• [Estratto del documento]:
Sport

STORIE DI SPORTIVI RUVESI: MIRKO CANTATORE E L’AMORE PER IL KARATE

Il nostro viaggio alla ricerca delle storie degli sportivi ruvesi prosegue con la storia di Mirko Cantatore e della sua passione per il karate.

Il ruvese vanta di un palmarès di tutto rispetto: due volte campione d’Italia, due titoli italiani a squadre in prestito alla società “Kodokan” di Firenze, un titolo italiano per rappresentative regionale, settimo classificato al campionato europeo per regioni. Tutte le competizioni citate sono state effettuate nella Federazione Fijlkam, l’unica riconosciuta dal Coni e autorizzata per l’accesso alle gare di qualificazione per le Olimpiadi.

Un viaggio che, quest’oggi, non può non cominciare dall’isola Okinawa, a sud-est del Giappone, luogo in cui nacque questo sport nel XV secolo.

Etimologicamente il termine giapponese “karate” è composto da due caratteri: “kara“, che significa vuoto e “te” che significa mano. Ovvero disciplina che si pratica senza armi, a “mano vuota“.

Ma si tratta di un insegnamento che non è solo uno sport che insegna a parare o a colpire, è un vero e proprio stile di vita.

Il karate – racconta Mirko Cantatore – è stato amore a prima vista. Ho iniziato la mia avventura nel lontano 2003, alla tenera età di sette anni, spronato da mio padre ad abbracciare la sua stessa passione, tramandata anche a mio fratello“.

Non è facile spiegare – continua – cosa sia indossare il kimono. Si ha la sensazione di essere un guerriero che indossa un’armatura che ti permette di sconfiggere qualsiasi cosa, qualsiasi avversario, qualsiasi tua insicurezza.

• [Voci estratte]:

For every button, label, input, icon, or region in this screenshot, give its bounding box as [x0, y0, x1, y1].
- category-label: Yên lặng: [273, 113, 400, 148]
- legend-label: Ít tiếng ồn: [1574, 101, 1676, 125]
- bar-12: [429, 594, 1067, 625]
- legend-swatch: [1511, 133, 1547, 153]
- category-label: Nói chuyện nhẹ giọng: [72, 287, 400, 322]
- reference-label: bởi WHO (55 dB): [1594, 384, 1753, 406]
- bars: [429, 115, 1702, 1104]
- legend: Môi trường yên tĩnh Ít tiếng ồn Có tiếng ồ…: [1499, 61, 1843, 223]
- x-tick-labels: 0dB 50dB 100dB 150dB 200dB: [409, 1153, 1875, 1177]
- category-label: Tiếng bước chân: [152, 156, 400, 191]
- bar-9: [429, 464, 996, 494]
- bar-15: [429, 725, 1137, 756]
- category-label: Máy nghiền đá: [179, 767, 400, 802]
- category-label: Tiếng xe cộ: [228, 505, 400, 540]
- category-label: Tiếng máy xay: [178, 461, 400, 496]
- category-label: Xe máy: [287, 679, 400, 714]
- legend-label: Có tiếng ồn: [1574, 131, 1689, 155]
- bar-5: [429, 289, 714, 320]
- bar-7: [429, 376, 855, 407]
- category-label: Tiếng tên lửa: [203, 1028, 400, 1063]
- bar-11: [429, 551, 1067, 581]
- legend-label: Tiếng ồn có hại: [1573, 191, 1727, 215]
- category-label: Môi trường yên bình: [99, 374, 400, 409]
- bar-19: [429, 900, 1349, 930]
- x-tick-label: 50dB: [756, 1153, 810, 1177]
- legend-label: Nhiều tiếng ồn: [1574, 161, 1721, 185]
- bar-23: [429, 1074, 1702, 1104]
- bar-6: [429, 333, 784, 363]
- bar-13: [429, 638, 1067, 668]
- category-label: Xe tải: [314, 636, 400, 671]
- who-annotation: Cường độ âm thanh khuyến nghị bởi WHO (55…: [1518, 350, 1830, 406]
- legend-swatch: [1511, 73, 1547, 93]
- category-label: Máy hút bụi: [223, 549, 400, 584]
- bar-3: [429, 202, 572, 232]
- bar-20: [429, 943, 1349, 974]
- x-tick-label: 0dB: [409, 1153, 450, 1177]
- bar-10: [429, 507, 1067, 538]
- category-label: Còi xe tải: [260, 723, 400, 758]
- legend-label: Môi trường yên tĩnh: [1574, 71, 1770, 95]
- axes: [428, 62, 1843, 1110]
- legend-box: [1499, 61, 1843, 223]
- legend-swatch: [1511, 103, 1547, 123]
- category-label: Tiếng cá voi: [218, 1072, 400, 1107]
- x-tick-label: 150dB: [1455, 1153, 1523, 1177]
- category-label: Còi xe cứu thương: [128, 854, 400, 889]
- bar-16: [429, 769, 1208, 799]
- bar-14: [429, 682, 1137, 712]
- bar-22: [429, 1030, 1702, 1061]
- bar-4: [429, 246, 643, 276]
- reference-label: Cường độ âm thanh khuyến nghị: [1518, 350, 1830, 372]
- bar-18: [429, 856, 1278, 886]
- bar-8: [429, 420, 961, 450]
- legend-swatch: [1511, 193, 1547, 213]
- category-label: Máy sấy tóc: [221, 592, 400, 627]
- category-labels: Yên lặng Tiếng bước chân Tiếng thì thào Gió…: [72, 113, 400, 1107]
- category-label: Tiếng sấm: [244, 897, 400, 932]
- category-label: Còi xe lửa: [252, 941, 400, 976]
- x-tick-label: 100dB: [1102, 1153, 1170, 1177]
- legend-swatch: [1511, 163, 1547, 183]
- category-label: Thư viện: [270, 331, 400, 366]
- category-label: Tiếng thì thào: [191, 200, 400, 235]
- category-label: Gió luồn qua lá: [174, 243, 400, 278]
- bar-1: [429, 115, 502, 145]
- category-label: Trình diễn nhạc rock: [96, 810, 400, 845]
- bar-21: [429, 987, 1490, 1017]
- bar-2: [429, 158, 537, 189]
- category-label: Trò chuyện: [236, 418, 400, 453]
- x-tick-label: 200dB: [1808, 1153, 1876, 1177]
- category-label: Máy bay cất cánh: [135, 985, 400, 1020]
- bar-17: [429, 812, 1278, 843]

• [Compiti da svolgere]:
1: Rispondi alle seguenti domande sull'articolo su Mirko Cantatore, una per riga:
(a) In che anno e a quale età Mirko Cantatore ha iniziato a praticare il karate?
(b) Che cosa significa il carattere giapponese "kara"?
(c) In quale secolo e su quale isola nacque il karate?
2: Prosegui l'articolo su Mirko Cantatore a partire dal punto in cui termina.

• [Soluzioni degli esercizi]:
1:
(a) Nel 2003, a sette anni.
(b) Significa "vuoto".
(c) Nel XV secolo, sull'isola di Okinawa.

2:
Ed è proprio il guerriero un attore fondamentale nella crescita di ogni neofita. Ad esso, infatti, sono accostate delle caratteristiche che vengono tramandate dal maestro a ogni allievo. Si tratta delle regole del “Bushido”, appunto la via del guerriero. Esse insegnano a ogni praticante un concetto di cavalleria, ovvero integrità, rispetto, coraggio eroico, onore, compassione, onestà e sincerità, impegno e lealtà.
Questi valori sono la colonna portante del karate e delle arti marziali“.

Un percorso fatto al fianco di Giuseppe Di Domenico, campione del Mondo e d’Europa nel 2002. “E’ stata una persona molto importante nella mia crescita agonistica – aggiunge il ruvese – è stato mio idolo ma non solo, anche maestro, amico e fratello“.

Una carriera fatta di alti e bassi, di gioie e dolori ma, senza dubbio, di costanza, determinazione e tanta passione.

La mia vittoria più bella – continua – è stata il secondo titolo italiano singolo che, sommato ai vari Campionati Italiani di diverse tipologie, in realtà è il quinto.

E’ stato il successo che mi ha dato la possibilità di credere ancor di più nel mio sogno, ovvero quello di diventare un professionista. 

La mia carriera, però, è stata segnata anche da momenti difficili. Nel dicembre 2013 ho subito un infortunio alla schiena che mi ha tenuto fuori dal tatami per nove mesi. Nel 2015, invece, dopo un secondo infortunio, questa volta alla mandibola, ho subito una sorta di trasformazione, sia come uomo che come sportivo.

Dopo una prima fase di riabilitazione, ho iniziato il mio percorso nell’insegnamento che mi ha portato a creare una nuova realtà nella vicina Mariotto.

Ogni giorno, grazie alle mie esperienze e al mio amore per questo sport, provo a insegnare ai miei allievi i principi del bushido e a essere non solo un maestro, ma anche un amico e un fratello“.

La pandemia da Covid-19, purtroppo, ha messo in seria difficoltà anche questo sport. Conclude il ruvese: “Questo allontanamento dai corsi ha portato a un annullamento di tutti gli insegnamenti fatti negli ultimi anni e a una paura che circonda gli sport da contatto al chiuso.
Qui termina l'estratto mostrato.